Copy every line that holds "skin".

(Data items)
————————

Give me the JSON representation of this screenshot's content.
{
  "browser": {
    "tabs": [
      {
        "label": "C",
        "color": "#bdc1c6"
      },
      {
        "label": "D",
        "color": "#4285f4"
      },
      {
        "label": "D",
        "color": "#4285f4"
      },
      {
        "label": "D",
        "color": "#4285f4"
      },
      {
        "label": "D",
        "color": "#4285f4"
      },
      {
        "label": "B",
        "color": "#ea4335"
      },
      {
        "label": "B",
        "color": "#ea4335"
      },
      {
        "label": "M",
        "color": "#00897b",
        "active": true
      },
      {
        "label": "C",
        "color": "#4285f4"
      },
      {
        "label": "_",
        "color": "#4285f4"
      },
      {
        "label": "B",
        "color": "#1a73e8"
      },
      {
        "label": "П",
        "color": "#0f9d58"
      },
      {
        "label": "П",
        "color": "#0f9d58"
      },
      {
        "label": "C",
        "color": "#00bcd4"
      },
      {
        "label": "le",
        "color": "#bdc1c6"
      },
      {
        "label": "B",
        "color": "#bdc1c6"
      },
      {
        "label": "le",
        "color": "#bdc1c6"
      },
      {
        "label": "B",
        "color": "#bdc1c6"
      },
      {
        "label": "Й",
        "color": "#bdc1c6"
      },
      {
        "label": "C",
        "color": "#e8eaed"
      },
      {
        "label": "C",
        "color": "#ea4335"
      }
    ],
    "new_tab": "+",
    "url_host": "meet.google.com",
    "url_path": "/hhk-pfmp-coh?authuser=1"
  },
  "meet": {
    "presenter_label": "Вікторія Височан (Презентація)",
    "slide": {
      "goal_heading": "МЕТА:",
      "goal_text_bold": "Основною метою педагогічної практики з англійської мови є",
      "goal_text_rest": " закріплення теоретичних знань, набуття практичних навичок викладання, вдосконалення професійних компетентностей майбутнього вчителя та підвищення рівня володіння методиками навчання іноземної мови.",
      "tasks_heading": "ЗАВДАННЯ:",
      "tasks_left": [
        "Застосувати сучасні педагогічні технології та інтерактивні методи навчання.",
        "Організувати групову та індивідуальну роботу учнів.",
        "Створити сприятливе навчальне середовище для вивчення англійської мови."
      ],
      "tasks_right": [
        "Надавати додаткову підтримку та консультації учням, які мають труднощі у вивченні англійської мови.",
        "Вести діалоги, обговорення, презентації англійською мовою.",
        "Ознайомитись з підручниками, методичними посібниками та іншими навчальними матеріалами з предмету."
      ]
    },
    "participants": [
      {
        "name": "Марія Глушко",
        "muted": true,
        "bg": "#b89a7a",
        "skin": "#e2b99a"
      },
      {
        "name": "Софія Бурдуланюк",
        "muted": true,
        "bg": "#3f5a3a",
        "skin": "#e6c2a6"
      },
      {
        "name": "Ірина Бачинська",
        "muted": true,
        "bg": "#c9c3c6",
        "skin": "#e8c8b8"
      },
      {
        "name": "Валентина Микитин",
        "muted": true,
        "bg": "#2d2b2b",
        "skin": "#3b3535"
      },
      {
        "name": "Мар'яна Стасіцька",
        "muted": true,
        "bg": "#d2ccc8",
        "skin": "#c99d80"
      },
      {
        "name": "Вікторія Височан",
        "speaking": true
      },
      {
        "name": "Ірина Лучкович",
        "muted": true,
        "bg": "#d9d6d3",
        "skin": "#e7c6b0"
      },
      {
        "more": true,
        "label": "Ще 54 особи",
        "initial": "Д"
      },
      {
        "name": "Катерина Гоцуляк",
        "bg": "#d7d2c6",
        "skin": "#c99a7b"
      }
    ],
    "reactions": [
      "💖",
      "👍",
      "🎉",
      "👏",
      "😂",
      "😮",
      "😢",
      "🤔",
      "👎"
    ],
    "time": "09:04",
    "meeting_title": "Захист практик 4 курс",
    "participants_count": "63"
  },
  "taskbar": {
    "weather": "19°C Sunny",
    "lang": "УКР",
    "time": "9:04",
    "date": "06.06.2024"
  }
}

————————

**Full answer**
        "skin": "#e2b99a"
        "skin": "#e6c2a6"
        "skin": "#e8c8b8"
        "skin": "#3b3535"
        "skin": "#c99d80"
        "skin": "#e7c6b0"
        "skin": "#c99a7b"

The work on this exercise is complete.